>>>

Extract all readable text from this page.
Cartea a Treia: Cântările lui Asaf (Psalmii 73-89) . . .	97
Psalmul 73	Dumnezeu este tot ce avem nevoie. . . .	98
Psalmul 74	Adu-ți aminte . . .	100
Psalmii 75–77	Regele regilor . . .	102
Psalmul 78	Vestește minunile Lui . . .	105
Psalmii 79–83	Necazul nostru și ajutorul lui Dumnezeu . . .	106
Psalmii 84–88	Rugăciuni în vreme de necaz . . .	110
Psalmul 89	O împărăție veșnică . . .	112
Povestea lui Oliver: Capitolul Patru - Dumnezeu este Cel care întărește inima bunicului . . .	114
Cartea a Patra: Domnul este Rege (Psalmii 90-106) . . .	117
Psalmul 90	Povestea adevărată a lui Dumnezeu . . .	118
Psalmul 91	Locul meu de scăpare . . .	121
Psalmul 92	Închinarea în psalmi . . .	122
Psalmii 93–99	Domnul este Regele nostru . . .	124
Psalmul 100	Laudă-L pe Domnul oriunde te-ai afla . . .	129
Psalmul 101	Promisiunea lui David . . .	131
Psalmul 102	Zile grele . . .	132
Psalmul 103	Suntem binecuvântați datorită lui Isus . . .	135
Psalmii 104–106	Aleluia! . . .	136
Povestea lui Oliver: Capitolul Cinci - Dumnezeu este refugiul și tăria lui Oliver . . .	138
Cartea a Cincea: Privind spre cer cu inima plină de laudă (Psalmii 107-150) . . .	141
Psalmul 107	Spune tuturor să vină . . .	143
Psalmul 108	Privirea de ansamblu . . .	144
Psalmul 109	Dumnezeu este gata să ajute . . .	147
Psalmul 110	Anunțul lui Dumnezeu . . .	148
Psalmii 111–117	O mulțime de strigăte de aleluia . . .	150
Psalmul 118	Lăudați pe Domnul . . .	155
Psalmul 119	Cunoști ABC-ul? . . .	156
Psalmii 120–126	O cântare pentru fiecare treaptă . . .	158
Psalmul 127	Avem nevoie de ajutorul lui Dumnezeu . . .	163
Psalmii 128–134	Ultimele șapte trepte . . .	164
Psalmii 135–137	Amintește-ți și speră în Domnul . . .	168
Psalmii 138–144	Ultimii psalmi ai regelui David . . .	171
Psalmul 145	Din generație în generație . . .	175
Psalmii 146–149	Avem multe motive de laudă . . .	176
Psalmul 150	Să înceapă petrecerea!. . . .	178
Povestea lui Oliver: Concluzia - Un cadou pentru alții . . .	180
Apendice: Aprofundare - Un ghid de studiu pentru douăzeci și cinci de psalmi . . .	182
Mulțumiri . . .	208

<<<

What you will do — Search the data above for the word "nostru", then gather each line in which it appears.

Solved problem —
Psalmii 79–83	Necazul nostru și ajutorul lui Dumnezeu . . .	106
Psalmii 93–99	Domnul este Regele nostru . . .	124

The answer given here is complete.